◆ WHAT IS NEEDED:
Take each line containing the word "document" and copy it.

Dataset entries
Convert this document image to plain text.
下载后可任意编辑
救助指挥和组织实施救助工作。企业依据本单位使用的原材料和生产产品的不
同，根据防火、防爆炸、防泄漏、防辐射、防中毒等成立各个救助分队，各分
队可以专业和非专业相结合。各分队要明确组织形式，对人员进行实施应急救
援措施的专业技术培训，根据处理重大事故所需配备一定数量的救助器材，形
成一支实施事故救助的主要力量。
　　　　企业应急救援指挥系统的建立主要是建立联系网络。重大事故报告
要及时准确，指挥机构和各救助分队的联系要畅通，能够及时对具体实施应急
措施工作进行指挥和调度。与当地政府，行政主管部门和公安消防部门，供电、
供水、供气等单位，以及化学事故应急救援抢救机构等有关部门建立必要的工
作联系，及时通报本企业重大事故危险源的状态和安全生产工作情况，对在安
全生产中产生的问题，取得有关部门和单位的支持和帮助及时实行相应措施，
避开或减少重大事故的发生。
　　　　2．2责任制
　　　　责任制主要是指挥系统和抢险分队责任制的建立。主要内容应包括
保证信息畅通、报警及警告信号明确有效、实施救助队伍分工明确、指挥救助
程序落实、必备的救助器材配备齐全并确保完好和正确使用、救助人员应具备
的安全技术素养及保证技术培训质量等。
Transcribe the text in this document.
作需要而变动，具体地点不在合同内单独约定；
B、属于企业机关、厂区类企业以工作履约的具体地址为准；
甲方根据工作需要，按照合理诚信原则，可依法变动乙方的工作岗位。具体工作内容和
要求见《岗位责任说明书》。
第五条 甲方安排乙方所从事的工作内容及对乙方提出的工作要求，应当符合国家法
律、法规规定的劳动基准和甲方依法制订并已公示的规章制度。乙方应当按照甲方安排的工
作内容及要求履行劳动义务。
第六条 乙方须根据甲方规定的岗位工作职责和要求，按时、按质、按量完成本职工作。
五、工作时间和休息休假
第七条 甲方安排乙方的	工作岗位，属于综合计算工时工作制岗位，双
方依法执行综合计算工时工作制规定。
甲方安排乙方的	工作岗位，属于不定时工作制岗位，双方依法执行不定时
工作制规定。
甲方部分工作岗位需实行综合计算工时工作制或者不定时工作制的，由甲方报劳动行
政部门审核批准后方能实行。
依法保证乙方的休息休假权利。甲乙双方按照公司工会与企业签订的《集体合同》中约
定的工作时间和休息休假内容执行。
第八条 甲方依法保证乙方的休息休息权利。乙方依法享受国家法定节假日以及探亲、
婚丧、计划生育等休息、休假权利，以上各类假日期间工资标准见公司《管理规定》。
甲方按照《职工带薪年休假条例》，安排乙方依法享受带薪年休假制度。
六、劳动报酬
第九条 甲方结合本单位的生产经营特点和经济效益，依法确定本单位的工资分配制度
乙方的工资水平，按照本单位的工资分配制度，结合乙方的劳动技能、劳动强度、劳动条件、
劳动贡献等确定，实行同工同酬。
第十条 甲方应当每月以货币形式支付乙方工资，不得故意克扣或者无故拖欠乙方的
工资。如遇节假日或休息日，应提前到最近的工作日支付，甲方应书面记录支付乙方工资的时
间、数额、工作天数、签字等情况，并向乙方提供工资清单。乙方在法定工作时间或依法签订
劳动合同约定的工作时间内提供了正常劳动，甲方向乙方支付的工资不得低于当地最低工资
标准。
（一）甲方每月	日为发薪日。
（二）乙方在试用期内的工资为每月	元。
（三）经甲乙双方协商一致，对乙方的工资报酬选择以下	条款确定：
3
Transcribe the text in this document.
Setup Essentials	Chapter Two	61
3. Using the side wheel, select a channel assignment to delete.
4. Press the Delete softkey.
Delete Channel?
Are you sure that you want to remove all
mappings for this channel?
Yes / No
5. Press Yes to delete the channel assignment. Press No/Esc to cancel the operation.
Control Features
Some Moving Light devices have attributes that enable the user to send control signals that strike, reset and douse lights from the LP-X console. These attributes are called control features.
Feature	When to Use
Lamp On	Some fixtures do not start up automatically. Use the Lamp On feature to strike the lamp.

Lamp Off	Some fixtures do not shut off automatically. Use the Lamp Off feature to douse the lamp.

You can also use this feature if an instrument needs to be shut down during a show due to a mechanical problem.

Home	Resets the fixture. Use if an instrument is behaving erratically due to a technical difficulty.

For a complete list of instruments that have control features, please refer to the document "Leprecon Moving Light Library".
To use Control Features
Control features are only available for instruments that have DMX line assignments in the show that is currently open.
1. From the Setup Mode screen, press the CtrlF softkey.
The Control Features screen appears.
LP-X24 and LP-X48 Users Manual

◆ FINISHED ANSWER:
Convert this document image to plain text.
Transcribe the text in this document.
Transcribe the text in this document.
For a complete list of instruments that have control features, please refer to the document "Leprecon Moving Light Library".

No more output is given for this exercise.